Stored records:
****************************************

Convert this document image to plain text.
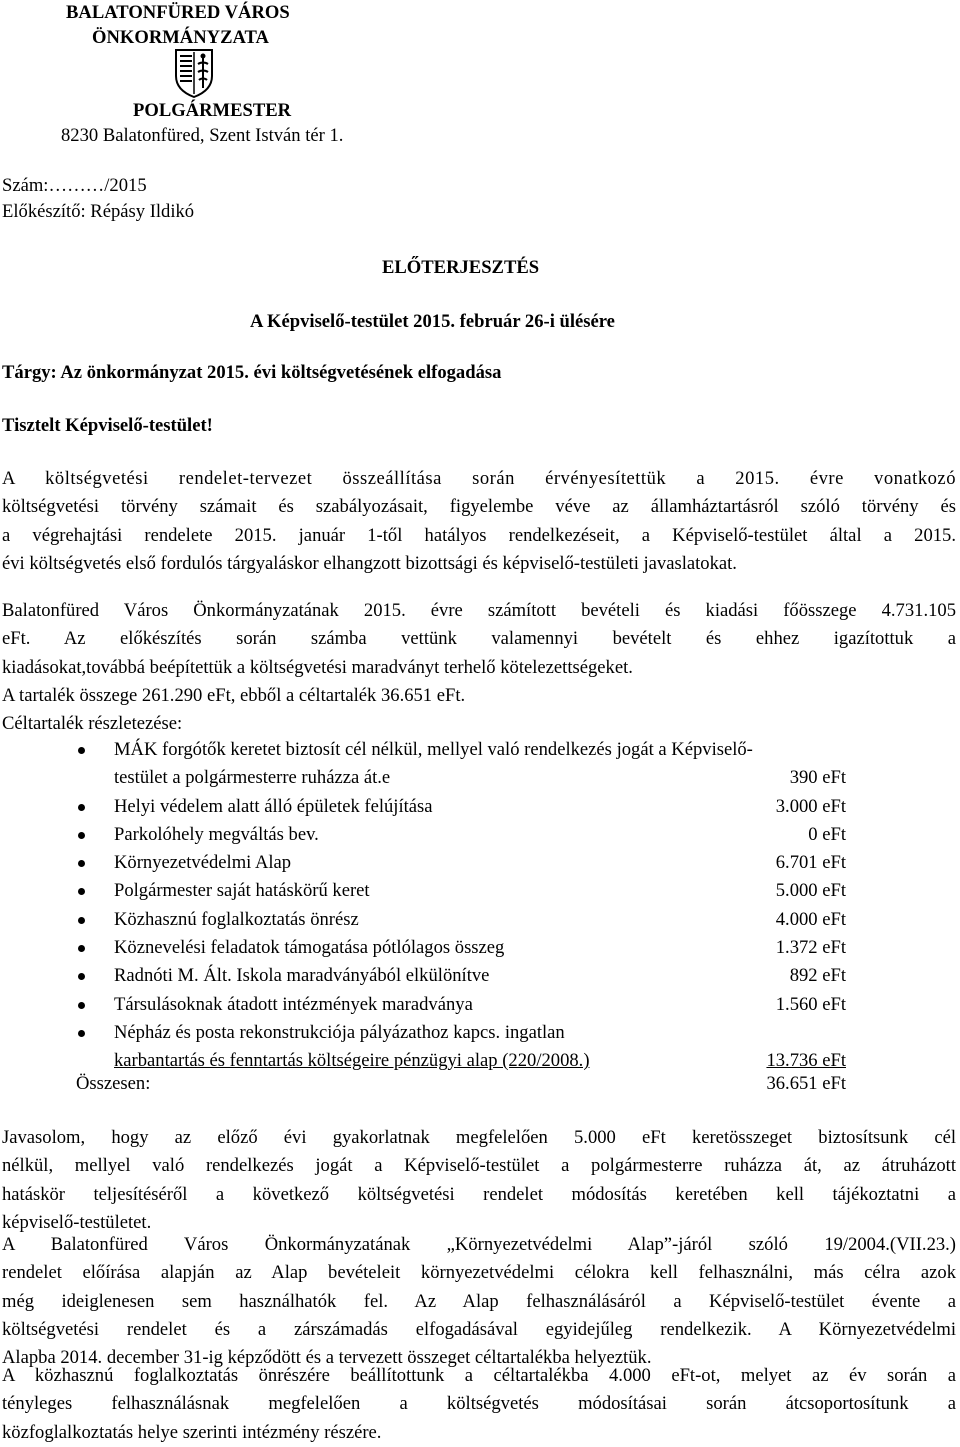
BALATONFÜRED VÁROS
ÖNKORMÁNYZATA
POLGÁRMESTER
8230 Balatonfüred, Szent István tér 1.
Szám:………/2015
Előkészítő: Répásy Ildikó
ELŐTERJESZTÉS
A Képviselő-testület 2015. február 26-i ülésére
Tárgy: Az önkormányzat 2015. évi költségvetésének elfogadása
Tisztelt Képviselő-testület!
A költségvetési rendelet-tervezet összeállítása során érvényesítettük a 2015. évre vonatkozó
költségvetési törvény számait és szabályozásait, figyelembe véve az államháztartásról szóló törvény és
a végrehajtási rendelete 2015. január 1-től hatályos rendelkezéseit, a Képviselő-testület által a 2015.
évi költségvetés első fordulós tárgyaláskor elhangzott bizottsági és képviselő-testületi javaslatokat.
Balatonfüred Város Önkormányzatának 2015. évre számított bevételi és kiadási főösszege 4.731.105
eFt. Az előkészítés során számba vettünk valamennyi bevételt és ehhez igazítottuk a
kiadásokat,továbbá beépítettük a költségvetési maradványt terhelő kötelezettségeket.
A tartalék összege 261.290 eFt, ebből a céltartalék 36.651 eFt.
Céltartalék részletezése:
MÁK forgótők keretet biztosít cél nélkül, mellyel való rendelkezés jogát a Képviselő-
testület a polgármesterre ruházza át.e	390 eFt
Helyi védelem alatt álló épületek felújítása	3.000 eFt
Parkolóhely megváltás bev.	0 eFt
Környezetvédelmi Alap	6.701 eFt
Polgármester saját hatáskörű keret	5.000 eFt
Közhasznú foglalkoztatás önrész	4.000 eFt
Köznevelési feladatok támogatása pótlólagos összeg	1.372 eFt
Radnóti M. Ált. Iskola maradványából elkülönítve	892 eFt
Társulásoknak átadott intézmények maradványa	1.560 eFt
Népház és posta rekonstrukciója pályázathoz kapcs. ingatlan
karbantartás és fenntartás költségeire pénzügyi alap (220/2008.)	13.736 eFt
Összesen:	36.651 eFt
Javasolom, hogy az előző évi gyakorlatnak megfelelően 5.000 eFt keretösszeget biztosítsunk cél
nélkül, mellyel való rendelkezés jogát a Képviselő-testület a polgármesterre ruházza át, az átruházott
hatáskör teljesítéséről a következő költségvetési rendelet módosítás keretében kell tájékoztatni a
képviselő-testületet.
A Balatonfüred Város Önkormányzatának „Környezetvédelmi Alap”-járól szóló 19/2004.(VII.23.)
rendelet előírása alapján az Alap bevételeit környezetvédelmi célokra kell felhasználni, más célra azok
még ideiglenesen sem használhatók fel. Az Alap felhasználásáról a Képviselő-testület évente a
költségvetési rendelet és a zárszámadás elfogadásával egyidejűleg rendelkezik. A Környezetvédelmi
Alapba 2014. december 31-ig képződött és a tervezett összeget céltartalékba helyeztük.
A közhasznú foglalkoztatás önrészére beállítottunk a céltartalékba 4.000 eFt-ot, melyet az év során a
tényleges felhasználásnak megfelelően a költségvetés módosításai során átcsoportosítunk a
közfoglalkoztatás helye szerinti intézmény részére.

****************************************

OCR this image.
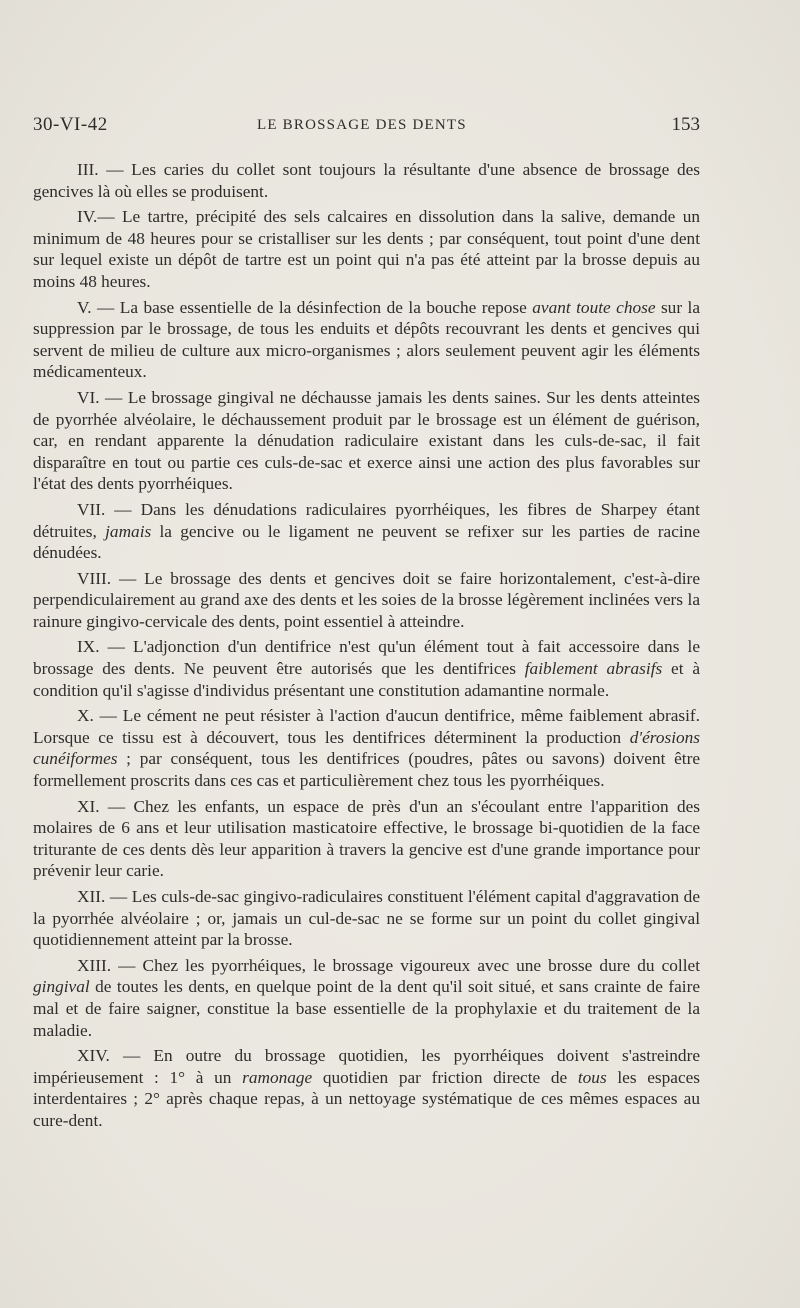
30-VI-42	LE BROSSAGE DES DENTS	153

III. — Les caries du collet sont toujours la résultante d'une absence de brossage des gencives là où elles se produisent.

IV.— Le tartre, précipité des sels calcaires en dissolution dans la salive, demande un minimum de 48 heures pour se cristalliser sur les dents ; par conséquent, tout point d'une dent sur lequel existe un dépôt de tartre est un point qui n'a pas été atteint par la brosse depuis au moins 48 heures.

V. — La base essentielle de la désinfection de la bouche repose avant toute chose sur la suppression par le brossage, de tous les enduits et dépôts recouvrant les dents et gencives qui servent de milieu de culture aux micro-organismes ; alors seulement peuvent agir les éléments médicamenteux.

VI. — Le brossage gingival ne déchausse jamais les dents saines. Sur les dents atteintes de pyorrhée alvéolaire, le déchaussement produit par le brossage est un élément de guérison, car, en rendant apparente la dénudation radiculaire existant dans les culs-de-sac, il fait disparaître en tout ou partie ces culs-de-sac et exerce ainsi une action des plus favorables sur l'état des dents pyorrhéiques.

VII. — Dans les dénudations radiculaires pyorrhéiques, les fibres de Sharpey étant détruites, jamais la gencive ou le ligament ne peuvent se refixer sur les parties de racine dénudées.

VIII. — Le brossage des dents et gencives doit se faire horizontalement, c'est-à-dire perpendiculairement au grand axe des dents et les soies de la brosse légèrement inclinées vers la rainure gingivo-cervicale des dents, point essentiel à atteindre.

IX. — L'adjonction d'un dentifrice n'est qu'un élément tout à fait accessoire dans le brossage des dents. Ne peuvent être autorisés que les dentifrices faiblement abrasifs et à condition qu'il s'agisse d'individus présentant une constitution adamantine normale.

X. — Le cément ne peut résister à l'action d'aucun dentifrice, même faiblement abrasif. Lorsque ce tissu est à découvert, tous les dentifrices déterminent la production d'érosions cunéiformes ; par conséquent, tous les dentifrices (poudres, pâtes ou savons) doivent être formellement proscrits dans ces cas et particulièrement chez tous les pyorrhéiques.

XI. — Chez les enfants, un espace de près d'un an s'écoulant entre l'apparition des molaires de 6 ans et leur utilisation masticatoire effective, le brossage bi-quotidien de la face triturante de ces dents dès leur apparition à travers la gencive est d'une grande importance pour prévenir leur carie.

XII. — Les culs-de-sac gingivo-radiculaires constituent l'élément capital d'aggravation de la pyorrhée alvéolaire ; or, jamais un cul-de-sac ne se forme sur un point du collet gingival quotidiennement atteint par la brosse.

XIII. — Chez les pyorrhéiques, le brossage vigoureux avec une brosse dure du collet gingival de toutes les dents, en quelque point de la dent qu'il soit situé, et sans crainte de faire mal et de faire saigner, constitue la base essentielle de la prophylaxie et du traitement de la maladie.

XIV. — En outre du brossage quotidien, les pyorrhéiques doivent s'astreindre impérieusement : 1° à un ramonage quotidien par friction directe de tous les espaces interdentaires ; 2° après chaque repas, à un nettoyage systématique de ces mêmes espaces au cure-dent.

****************************************

State how many lines of the listing include "nélkül", and nothing more.

2